INSTRUCTIONS TO FOLLOW: From the data that follows, copy every line holding the string "xlabel".

+++

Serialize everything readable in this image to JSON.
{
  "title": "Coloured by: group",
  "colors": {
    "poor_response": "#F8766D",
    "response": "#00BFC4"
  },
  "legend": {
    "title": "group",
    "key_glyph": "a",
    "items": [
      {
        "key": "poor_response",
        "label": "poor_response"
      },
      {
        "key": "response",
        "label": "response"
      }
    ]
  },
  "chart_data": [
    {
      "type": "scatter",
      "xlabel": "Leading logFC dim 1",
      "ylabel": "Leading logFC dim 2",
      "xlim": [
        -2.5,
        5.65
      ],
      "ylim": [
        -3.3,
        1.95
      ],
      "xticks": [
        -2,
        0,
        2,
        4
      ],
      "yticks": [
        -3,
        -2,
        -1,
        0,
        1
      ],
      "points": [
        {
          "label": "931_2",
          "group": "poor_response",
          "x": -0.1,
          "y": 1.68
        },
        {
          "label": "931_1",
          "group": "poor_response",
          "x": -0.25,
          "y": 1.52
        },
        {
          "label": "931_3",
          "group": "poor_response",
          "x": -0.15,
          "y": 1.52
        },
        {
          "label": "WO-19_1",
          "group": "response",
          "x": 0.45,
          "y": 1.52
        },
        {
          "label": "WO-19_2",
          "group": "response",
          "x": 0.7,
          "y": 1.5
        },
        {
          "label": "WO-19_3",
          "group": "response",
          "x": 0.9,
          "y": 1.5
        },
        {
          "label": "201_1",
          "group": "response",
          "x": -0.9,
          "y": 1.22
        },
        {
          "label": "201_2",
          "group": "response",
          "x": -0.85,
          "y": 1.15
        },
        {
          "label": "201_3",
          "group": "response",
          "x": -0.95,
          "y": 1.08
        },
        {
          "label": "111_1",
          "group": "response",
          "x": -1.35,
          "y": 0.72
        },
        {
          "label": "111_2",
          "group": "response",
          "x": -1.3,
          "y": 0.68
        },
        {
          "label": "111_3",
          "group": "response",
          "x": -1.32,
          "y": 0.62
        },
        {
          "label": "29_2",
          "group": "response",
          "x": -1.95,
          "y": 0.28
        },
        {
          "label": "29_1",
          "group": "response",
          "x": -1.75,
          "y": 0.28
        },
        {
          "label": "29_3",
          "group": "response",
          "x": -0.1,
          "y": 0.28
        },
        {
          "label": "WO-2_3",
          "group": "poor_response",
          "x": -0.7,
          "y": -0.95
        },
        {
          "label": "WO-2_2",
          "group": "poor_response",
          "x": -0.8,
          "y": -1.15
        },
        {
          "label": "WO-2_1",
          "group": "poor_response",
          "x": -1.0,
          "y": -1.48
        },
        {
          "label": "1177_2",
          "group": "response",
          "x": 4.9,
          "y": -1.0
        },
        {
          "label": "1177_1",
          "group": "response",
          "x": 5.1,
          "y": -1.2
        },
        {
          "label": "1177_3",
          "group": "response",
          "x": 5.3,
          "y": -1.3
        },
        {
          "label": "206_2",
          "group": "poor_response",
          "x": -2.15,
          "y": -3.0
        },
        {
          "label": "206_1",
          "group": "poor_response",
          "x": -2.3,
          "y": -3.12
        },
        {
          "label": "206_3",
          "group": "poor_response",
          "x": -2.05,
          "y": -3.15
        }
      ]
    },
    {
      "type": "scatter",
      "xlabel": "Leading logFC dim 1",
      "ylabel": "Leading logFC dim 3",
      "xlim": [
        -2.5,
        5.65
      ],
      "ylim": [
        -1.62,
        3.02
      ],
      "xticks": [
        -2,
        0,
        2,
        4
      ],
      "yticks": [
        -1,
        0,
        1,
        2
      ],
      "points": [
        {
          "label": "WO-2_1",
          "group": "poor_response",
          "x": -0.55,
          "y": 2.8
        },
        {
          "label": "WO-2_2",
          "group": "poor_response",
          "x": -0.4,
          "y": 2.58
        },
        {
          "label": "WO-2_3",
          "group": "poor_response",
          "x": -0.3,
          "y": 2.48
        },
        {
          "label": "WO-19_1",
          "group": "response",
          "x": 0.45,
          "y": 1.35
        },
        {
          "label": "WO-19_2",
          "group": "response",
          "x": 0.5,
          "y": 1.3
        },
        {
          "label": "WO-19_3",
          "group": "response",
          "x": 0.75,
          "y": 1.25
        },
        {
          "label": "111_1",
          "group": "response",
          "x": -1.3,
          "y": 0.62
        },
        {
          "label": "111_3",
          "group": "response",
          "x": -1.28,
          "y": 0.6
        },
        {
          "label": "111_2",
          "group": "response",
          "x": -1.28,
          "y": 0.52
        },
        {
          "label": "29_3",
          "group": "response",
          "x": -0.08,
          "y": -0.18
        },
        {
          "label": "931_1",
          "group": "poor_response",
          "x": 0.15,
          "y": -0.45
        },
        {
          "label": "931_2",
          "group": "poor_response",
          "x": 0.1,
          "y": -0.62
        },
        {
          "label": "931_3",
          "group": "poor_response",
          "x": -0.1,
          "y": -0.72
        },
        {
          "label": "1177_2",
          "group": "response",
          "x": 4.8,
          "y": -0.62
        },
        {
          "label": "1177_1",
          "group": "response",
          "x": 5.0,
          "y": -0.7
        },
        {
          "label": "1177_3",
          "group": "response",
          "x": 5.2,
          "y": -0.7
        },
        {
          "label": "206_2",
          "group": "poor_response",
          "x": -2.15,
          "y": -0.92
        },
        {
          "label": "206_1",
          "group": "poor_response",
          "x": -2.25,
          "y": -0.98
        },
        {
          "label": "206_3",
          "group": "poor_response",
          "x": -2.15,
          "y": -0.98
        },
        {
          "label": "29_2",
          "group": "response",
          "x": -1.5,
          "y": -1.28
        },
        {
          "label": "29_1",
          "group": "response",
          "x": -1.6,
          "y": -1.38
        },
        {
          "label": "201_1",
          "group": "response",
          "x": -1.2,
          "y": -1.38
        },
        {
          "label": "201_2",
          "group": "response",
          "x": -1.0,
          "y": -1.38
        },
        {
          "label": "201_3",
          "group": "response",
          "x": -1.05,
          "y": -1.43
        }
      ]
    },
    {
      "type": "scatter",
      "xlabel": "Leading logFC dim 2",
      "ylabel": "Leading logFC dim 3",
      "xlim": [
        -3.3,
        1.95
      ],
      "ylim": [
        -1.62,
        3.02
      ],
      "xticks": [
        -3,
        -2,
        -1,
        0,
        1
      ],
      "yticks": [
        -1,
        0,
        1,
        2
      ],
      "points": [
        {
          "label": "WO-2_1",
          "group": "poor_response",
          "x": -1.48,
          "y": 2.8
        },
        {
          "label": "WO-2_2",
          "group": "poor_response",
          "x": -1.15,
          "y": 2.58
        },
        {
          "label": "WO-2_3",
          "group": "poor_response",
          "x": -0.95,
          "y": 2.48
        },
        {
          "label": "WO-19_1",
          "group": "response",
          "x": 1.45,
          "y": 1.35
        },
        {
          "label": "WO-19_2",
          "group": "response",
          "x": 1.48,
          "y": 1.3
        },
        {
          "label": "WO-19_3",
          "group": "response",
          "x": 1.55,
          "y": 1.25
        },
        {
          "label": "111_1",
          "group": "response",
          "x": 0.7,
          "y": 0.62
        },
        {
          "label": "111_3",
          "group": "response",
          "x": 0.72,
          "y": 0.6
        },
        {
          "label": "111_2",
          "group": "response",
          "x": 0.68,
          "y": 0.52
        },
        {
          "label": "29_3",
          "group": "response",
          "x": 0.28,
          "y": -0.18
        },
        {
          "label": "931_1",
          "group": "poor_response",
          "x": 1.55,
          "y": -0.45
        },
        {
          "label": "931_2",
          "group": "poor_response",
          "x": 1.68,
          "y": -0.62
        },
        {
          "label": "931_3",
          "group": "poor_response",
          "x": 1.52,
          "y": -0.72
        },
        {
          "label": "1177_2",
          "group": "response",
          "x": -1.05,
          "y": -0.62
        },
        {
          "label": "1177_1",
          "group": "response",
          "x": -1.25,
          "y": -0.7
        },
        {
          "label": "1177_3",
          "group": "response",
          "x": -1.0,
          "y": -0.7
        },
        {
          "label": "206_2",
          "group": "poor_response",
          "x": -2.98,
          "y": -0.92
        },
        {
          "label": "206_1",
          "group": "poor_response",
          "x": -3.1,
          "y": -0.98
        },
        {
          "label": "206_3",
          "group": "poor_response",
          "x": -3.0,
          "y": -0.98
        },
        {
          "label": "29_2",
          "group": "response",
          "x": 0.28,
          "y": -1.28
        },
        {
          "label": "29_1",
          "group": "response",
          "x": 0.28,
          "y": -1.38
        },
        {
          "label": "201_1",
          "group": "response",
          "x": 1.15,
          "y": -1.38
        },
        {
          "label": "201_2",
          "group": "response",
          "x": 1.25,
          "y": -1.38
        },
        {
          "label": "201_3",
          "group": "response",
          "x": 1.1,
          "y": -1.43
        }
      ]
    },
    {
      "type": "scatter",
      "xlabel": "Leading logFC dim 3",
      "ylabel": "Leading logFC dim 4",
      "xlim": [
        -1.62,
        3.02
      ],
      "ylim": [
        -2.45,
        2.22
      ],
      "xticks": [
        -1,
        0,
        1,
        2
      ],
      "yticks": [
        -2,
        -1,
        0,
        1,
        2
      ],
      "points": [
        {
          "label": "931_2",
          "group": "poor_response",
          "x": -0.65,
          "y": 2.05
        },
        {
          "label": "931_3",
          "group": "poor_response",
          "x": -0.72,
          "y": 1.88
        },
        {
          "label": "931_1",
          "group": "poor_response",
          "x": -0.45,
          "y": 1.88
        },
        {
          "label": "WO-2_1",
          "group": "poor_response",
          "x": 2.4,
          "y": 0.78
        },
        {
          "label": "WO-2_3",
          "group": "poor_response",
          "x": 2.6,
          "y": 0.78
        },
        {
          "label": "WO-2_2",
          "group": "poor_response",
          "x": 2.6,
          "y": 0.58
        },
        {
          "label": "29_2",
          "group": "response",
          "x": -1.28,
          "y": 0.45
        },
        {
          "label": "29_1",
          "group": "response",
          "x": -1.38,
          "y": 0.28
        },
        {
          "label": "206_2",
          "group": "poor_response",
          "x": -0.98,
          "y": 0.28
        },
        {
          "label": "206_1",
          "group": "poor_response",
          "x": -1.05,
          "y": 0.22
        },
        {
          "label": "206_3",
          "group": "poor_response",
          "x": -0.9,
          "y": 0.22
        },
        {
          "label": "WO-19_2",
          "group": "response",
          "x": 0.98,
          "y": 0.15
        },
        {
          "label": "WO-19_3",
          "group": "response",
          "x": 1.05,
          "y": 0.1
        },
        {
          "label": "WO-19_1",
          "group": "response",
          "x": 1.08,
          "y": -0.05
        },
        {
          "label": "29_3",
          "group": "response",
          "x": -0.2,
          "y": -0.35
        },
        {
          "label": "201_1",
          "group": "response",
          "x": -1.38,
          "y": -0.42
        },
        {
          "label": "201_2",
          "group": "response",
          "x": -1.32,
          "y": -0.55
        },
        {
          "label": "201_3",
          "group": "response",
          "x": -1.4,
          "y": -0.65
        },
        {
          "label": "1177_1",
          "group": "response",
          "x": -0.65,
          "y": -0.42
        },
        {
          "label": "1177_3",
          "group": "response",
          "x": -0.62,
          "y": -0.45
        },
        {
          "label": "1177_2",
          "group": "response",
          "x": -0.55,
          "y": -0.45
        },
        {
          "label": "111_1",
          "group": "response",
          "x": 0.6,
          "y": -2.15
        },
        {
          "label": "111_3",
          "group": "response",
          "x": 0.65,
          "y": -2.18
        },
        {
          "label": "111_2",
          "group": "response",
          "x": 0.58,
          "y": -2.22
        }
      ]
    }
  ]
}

+++

FINAL ANSWER:
      "xlabel": "Leading logFC dim 1",
      "xlabel": "Leading logFC dim 1",
      "xlabel": "Leading logFC dim 2",
      "xlabel": "Leading logFC dim 3",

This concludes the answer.